WHAT IS EXPECTED:
Output the entries below exactly as written, omitting pictures.

Stored records:
•••••

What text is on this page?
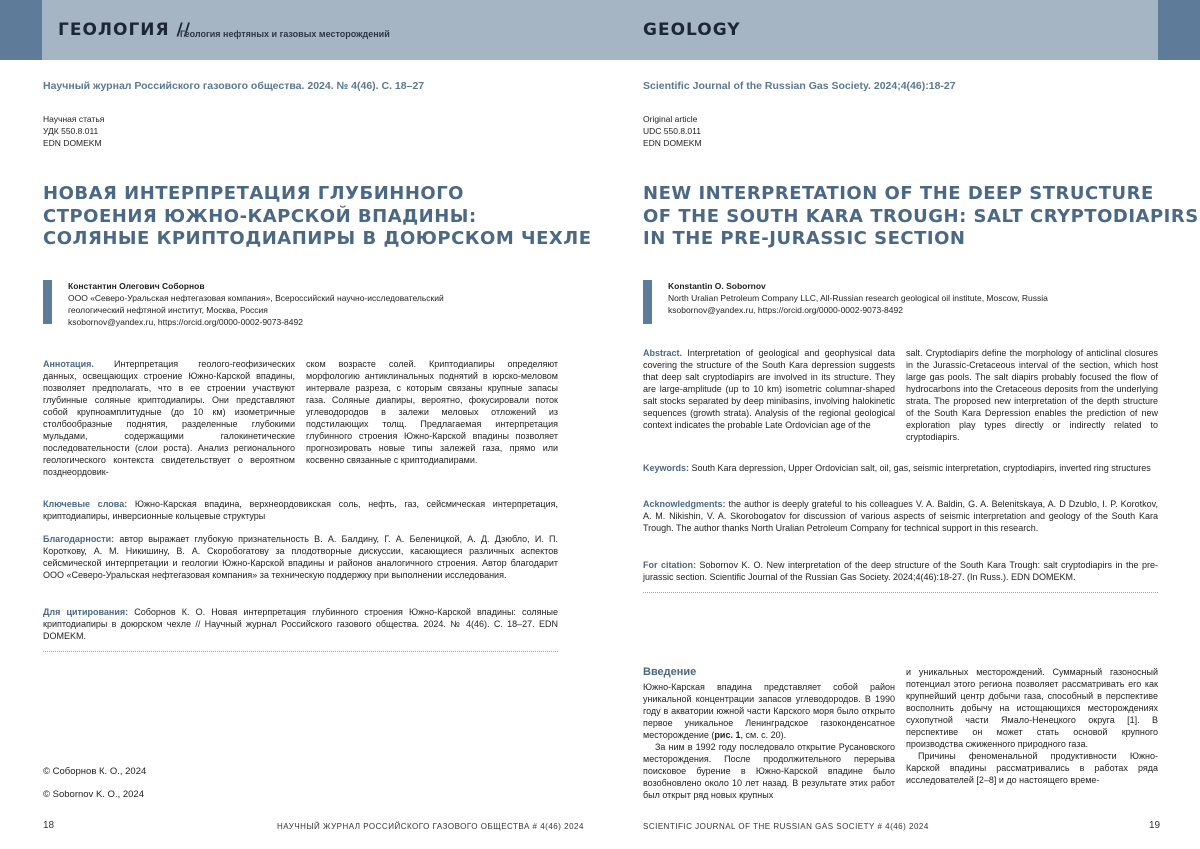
ГЕОЛОГИЯ //
Геология нефтяных и газовых месторождений
Научный журнал Российского газового общества. 2024. № 4(46). С. 18–27
Научная статья
УДК 550.8.011
EDN DOMEKM
НОВАЯ ИНТЕРПРЕТАЦИЯ ГЛУБИННОГО
СТРОЕНИЯ ЮЖНО-КАРСКОЙ ВПАДИНЫ:
СОЛЯНЫЕ КРИПТОДИАПИРЫ В ДОЮРСКОМ ЧЕХЛЕ
Константин Олегович Соборнов
ООО «Северо-Уральская нефтегазовая компания», Всероссийский научно-исследовательский
геологический нефтяной институт, Москва, Россия
ksobornov@yandex.ru, https://orcid.org/0000-0002-9073-8492
Аннотация. Интерпретация геолого-геофизических данных, освещающих строение Южно-Карской впадины, позволяет предполагать, что в ее строении участвуют глубинные соляные криптодиапиры. Они представляют собой крупноамплитудные (до 10 км) изометричные столбообразные поднятия, разделенные глубокими мульдами, содержащими галокинетические последовательности (слои роста). Анализ регионального геологического контекста свидетельствует о вероятном позднеордовик-
ском возрасте солей. Криптодиапиры определяют морфологию антиклинальных поднятий в юрско-меловом интервале разреза, с которым связаны крупные запасы газа. Соляные диапиры, вероятно, фокусировали поток углеводородов в залежи меловых отложений из подстилающих толщ. Предлагаемая интерпретация глубинного строения Южно-Карской впадины позволяет прогнозировать новые типы залежей газа, прямо или косвенно связанные с криптодиапирами.
Ключевые слова: Южно-Карская впадина, верхнеордовикская соль, нефть, газ, сейсмическая интерпретация, криптодиапиры, инверсионные кольцевые структуры
Благодарности: автор выражает глубокую признательность В. А. Балдину, Г. А. Беленицкой, А. Д. Дзюбло, И. П. Короткову, А. М. Никишину, В. А. Скоробогатову за плодотворные дискуссии, касающиеся различных аспектов сейсмической интерпретации и геологии Южно-Карской впадины и районов аналогичного строения. Автор благодарит ООО «Северо-Уральская нефтегазовая компания» за техническую поддержку при выполнении исследования.
Для цитирования: Соборнов К. О. Новая интерпретация глубинного строения Южно-Карской впадины: соляные криптодиапиры в доюрском чехле // Научный журнал Российского газового общества. 2024. № 4(46). С. 18–27. EDN DOMEKM.
© Соборнов К. О., 2024
© Sobornov K. O., 2024
18	НАУЧНЫЙ ЖУРНАЛ РОССИЙСКОГО ГАЗОВОГО ОБЩЕСТВА # 4(46) 2024
GEOLOGY
Scientific Journal of the Russian Gas Society. 2024;4(46):18-27
Original article
UDC 550.8.011
EDN DOMEKM
NEW INTERPRETATION OF THE DEEP STRUCTURE
OF THE SOUTH KARA TROUGH: SALT CRYPTODIAPIRS
IN THE PRE-JURASSIC SECTION
Konstantin O. Sobornov
North Uralian Petroleum Company LLC, All-Russian research geological oil institute, Moscow, Russia
ksobornov@yandex.ru, https://orcid.org/0000-0002-9073-8492
Abstract. Interpretation of geological and geophysical data covering the structure of the South Kara depression suggests that deep salt cryptodiapirs are involved in its structure. They are large-amplitude (up to 10 km) isometric columnar-shaped salt stocks separated by deep minibasins, involving halokinetic sequences (growth strata). Analysis of the regional geological context indicates the probable Late Ordovician age of the
salt. Cryptodiapirs define the morphology of anticlinal closures in the Jurassic-Cretaceous interval of the section, which host large gas pools. The salt diapirs probably focused the flow of hydrocarbons into the Cretaceous deposits from the underlying strata. The proposed new interpretation of the depth structure of the South Kara Depression enables the prediction of new exploration play types directly or indirectly related to cryptodiapirs.
Keywords: South Kara depression, Upper Ordovician salt, oil, gas, seismic interpretation, cryptodiapirs, inverted ring structures
Acknowledgments: the author is deeply grateful to his colleagues V. A. Baldin, G. A. Belenitskaya, A. D Dzublo, I. P. Korotkov, A. M. Nikishin, V. A. Skorobogatov for discussion of various aspects of seismic interpretation and geology of the South Kara Trough. The author thanks North Uralian Petroleum Company for technical support in this research.
For citation: Sobornov K. O. New interpretation of the deep structure of the South Kara Trough: salt cryptodiapirs in the pre-jurassic section. Scientific Journal of the Russian Gas Society. 2024;4(46):18-27. (In Russ.). EDN DOMEKM.
Введение

Южно-Карская впадина представляет собой район уникальной концентрации запасов углеводородов. В 1990 году в акватории южной части Карского моря было открыто первое уникальное Ленинградское газоконденсатное месторождение (рис. 1, см. с. 20).

За ним в 1992 году последовало открытие Русановского месторождения. После продолжительного перерыва поисковое бурение в Южно-Карской впадине было возобновлено около 10 лет назад. В результате этих работ был открыт ряд новых крупных

и уникальных месторождений. Суммарный газоносный потенциал этого региона позволяет рассматривать его как крупнейший центр добычи газа, способный в перспективе восполнить добычу на истощающихся месторождениях сухопутной части Ямало-Ненецкого округа [1]. В перспективе он может стать основой крупного производства сжиженного природного газа.

Причины феноменальной продуктивности Южно-Карской впадины рассматривались в работах ряда исследователей [2–8] и до настоящего време-

SCIENTIFIC JOURNAL OF THE RUSSIAN GAS SOCIETY # 4(46) 2024	19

•••••

SOLUTION TO THIS TASK:
What text is on this page?
ГЕОЛОГИЯ //
Геология нефтяных и газовых месторождений
Научный журнал Российского газового общества. 2024. № 4(46). С. 18–27
Научная статья
УДК 550.8.011
EDN DOMEKM
НОВАЯ ИНТЕРПРЕТАЦИЯ ГЛУБИННОГО
СТРОЕНИЯ ЮЖНО-КАРСКОЙ ВПАДИНЫ:
СОЛЯНЫЕ КРИПТОДИАПИРЫ В ДОЮРСКОМ ЧЕХЛЕ
Константин Олегович Соборнов
ООО «Северо-Уральская нефтегазовая компания», Всероссийский научно-исследовательский
геологический нефтяной институт, Москва, Россия
ksobornov@yandex.ru, https://orcid.org/0000-0002-9073-8492
Аннотация. Интерпретация геолого-геофизических данных, освещающих строение Южно-Карской впадины, позволяет предполагать, что в ее строении участвуют глубинные соляные криптодиапиры. Они представляют собой крупноамплитудные (до 10 км) изометричные столбообразные поднятия, разделенные глубокими мульдами, содержащими галокинетические последовательности (слои роста). Анализ регионального геологического контекста свидетельствует о вероятном позднеордовик-
ском возрасте солей. Криптодиапиры определяют морфологию антиклинальных поднятий в юрско-меловом интервале разреза, с которым связаны крупные запасы газа. Соляные диапиры, вероятно, фокусировали поток углеводородов в залежи меловых отложений из подстилающих толщ. Предлагаемая интерпретация глубинного строения Южно-Карской впадины позволяет прогнозировать новые типы залежей газа, прямо или косвенно связанные с криптодиапирами.
Ключевые слова: Южно-Карская впадина, верхнеордовикская соль, нефть, газ, сейсмическая интерпретация, криптодиапиры, инверсионные кольцевые структуры
Благодарности: автор выражает глубокую признательность В. А. Балдину, Г. А. Беленицкой, А. Д. Дзюбло, И. П. Короткову, А. М. Никишину, В. А. Скоробогатову за плодотворные дискуссии, касающиеся различных аспектов сейсмической интерпретации и геологии Южно-Карской впадины и районов аналогичного строения. Автор благодарит ООО «Северо-Уральская нефтегазовая компания» за техническую поддержку при выполнении исследования.
Для цитирования: Соборнов К. О. Новая интерпретация глубинного строения Южно-Карской впадины: соляные криптодиапиры в доюрском чехле // Научный журнал Российского газового общества. 2024. № 4(46). С. 18–27. EDN DOMEKM.
© Соборнов К. О., 2024
© Sobornov K. O., 2024
18	НАУЧНЫЙ ЖУРНАЛ РОССИЙСКОГО ГАЗОВОГО ОБЩЕСТВА # 4(46) 2024
GEOLOGY
Scientific Journal of the Russian Gas Society. 2024;4(46):18-27
Original article
UDC 550.8.011
EDN DOMEKM
NEW INTERPRETATION OF THE DEEP STRUCTURE
OF THE SOUTH KARA TROUGH: SALT CRYPTODIAPIRS
IN THE PRE-JURASSIC SECTION
Konstantin O. Sobornov
North Uralian Petroleum Company LLC, All-Russian research geological oil institute, Moscow, Russia
ksobornov@yandex.ru, https://orcid.org/0000-0002-9073-8492
Abstract. Interpretation of geological and geophysical data covering the structure of the South Kara depression suggests that deep salt cryptodiapirs are involved in its structure. They are large-amplitude (up to 10 km) isometric columnar-shaped salt stocks separated by deep minibasins, involving halokinetic sequences (growth strata). Analysis of the regional geological context indicates the probable Late Ordovician age of the
salt. Cryptodiapirs define the morphology of anticlinal closures in the Jurassic-Cretaceous interval of the section, which host large gas pools. The salt diapirs probably focused the flow of hydrocarbons into the Cretaceous deposits from the underlying strata. The proposed new interpretation of the depth structure of the South Kara Depression enables the prediction of new exploration play types directly or indirectly related to cryptodiapirs.
Keywords: South Kara depression, Upper Ordovician salt, oil, gas, seismic interpretation, cryptodiapirs, inverted ring structures
Acknowledgments: the author is deeply grateful to his colleagues V. A. Baldin, G. A. Belenitskaya, A. D Dzublo, I. P. Korotkov, A. M. Nikishin, V. A. Skorobogatov for discussion of various aspects of seismic interpretation and geology of the South Kara Trough. The author thanks North Uralian Petroleum Company for technical support in this research.
For citation: Sobornov K. O. New interpretation of the deep structure of the South Kara Trough: salt cryptodiapirs in the pre-jurassic section. Scientific Journal of the Russian Gas Society. 2024;4(46):18-27. (In Russ.). EDN DOMEKM.
Введение

Южно-Карская впадина представляет собой район уникальной концентрации запасов углеводородов. В 1990 году в акватории южной части Карского моря было открыто первое уникальное Ленинградское газоконденсатное месторождение (рис. 1, см. с. 20).

За ним в 1992 году последовало открытие Русановского месторождения. После продолжительного перерыва поисковое бурение в Южно-Карской впадине было возобновлено около 10 лет назад. В результате этих работ был открыт ряд новых крупных

и уникальных месторождений. Суммарный газоносный потенциал этого региона позволяет рассматривать его как крупнейший центр добычи газа, способный в перспективе восполнить добычу на истощающихся месторождениях сухопутной части Ямало-Ненецкого округа [1]. В перспективе он может стать основой крупного производства сжиженного природного газа.

Причины феноменальной продуктивности Южно-Карской впадины рассматривались в работах ряда исследователей [2–8] и до настоящего време-

SCIENTIFIC JOURNAL OF THE RUSSIAN GAS SOCIETY # 4(46) 2024	19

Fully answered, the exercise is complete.